* WHAT IS NEEDED
Filter the items below and copy every line that contains the word "text", matching case exactly.

- - - - - - -

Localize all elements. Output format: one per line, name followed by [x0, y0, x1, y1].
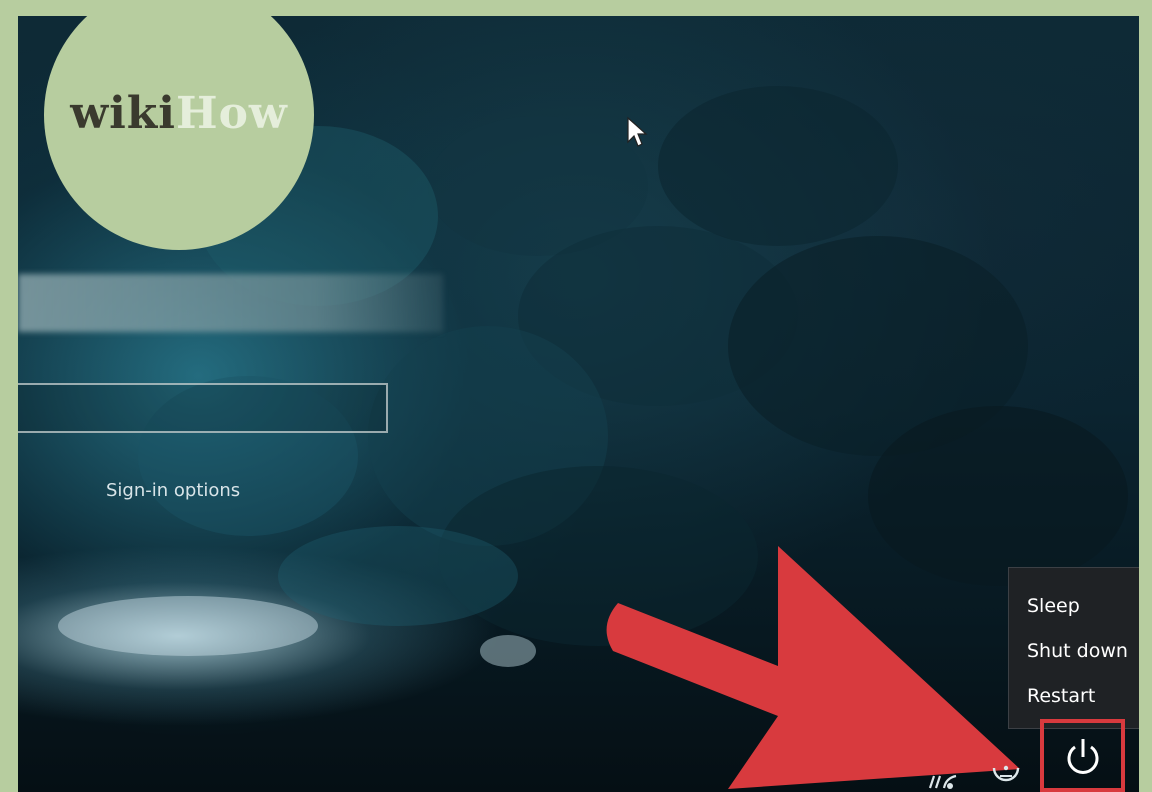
password-field[interactable] — [18, 383, 388, 433]
power-menu: Sleep Shut down Restart — [1008, 567, 1139, 729]
menu-item-shut-down[interactable]: Shut down — [1027, 640, 1128, 662]
logo-how-text: How — [176, 88, 288, 139]
sign-in-options-link[interactable]: Sign-in options — [106, 480, 240, 501]
ease-of-access-icon[interactable] — [986, 760, 1026, 792]
lock-screen-background: wikiHow Sign-in options Sleep Shut down … — [18, 16, 1139, 792]
power-button[interactable] — [1040, 719, 1125, 792]
menu-item-restart[interactable]: Restart — [1027, 685, 1095, 707]
blurred-username — [18, 274, 443, 332]
mouse-cursor-icon — [627, 116, 648, 147]
red-arrow-annotation — [606, 546, 1020, 789]
power-icon — [1067, 739, 1099, 774]
logo-wiki-text: wiki — [70, 88, 176, 139]
wikihow-logo-text: wikiHow — [44, 88, 314, 139]
menu-item-sleep[interactable]: Sleep — [1027, 595, 1080, 617]
network-icon[interactable] — [926, 768, 962, 792]
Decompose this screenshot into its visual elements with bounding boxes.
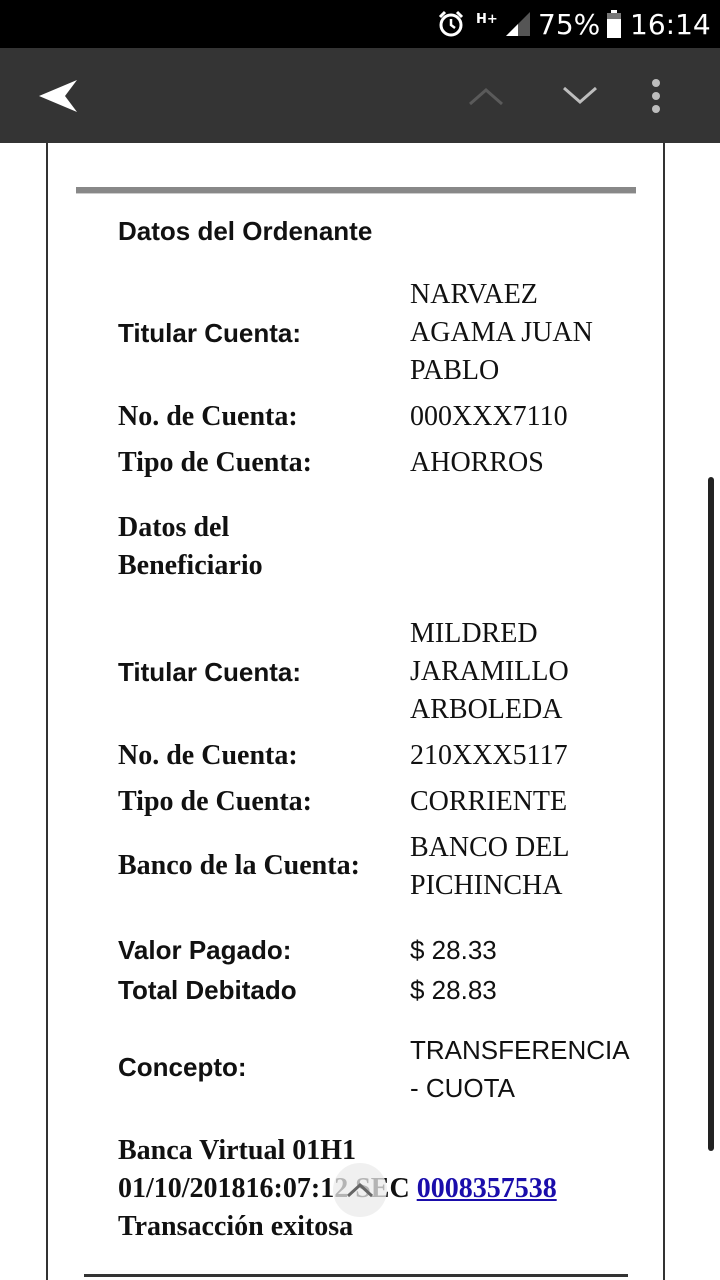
more-vert-icon[interactable] xyxy=(636,48,676,143)
beneficiario-titular-label: Titular Cuenta: xyxy=(118,657,301,687)
ordenante-cuenta-label: No. de Cuenta: xyxy=(118,401,298,432)
ordenante-titular-label: Titular Cuenta: xyxy=(118,318,301,348)
status-bar: H+ 75% 16:14 xyxy=(0,0,720,48)
beneficiario-cuenta-value: 210XXX5117 xyxy=(410,740,568,771)
chevron-up-icon xyxy=(346,1182,374,1198)
divider xyxy=(76,187,636,194)
beneficiario-titular-value: MILDRED JARAMILLO ARBOLEDA xyxy=(410,618,569,725)
concepto-label: Concepto: xyxy=(118,1052,247,1082)
signal-icon xyxy=(504,0,530,48)
beneficiario-cuenta-label: No. de Cuenta: xyxy=(118,740,298,771)
back-arrow-icon[interactable] xyxy=(24,48,94,143)
footer-line-1: Banca Virtual 01H1 xyxy=(118,1135,357,1166)
frame-right-border xyxy=(663,143,665,1280)
frame-left-border xyxy=(46,143,48,1280)
beneficiario-banco-label: Banco de la Cuenta: xyxy=(118,850,360,881)
scroll-to-top-button[interactable] xyxy=(333,1163,387,1217)
app-toolbar xyxy=(0,48,720,143)
ordenante-titular-value: NARVAEZ AGAMA JUAN PABLO xyxy=(410,279,593,386)
concepto-value: TRANSFERENCIA - CUOTA xyxy=(410,1035,630,1103)
ordenante-cuenta-value: 000XXX7110 xyxy=(410,401,568,432)
chevron-down-icon[interactable] xyxy=(550,48,610,143)
clock-time: 16:14 xyxy=(630,7,711,41)
ordenante-heading: Datos del Ordenante xyxy=(118,216,373,246)
ordenante-tipo-label: Tipo de Cuenta: xyxy=(118,447,312,478)
beneficiario-tipo-value: CORRIENTE xyxy=(410,786,568,817)
ordenante-tipo-value: AHORROS xyxy=(410,447,544,478)
battery-icon xyxy=(606,0,622,48)
battery-percent: 75% xyxy=(538,7,601,41)
beneficiario-heading: Datos del Beneficiario xyxy=(118,512,263,581)
network-type-icon: H+ xyxy=(476,12,498,27)
footer-line-3: Transacción exitosa xyxy=(118,1211,354,1242)
valor-pagado-label: Valor Pagado: xyxy=(118,935,292,965)
reference-link[interactable]: 0008357538 xyxy=(417,1173,557,1204)
chevron-up-icon[interactable] xyxy=(456,48,516,143)
email-content[interactable]: Datos del Ordenante Titular Cuenta: NARV… xyxy=(0,143,720,1280)
total-debitado-value: $ 28.83 xyxy=(410,975,497,1005)
next-section-border xyxy=(84,1274,628,1277)
valor-pagado-value: $ 28.33 xyxy=(410,935,497,965)
total-debitado-label: Total Debitado xyxy=(118,975,297,1005)
alarm-clock-icon xyxy=(436,0,466,48)
scrollbar[interactable] xyxy=(708,477,714,1151)
beneficiario-tipo-label: Tipo de Cuenta: xyxy=(118,786,312,817)
beneficiario-banco-value: BANCO DEL PICHINCHA xyxy=(410,832,570,901)
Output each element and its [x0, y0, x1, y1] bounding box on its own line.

- - - - - - -

* REPLY
logo-how-text: How — [176, 88, 288, 139]
logo-wiki-text: wiki — [70, 88, 176, 139]
wikihow-logo-text: wikiHow — [44, 88, 314, 139]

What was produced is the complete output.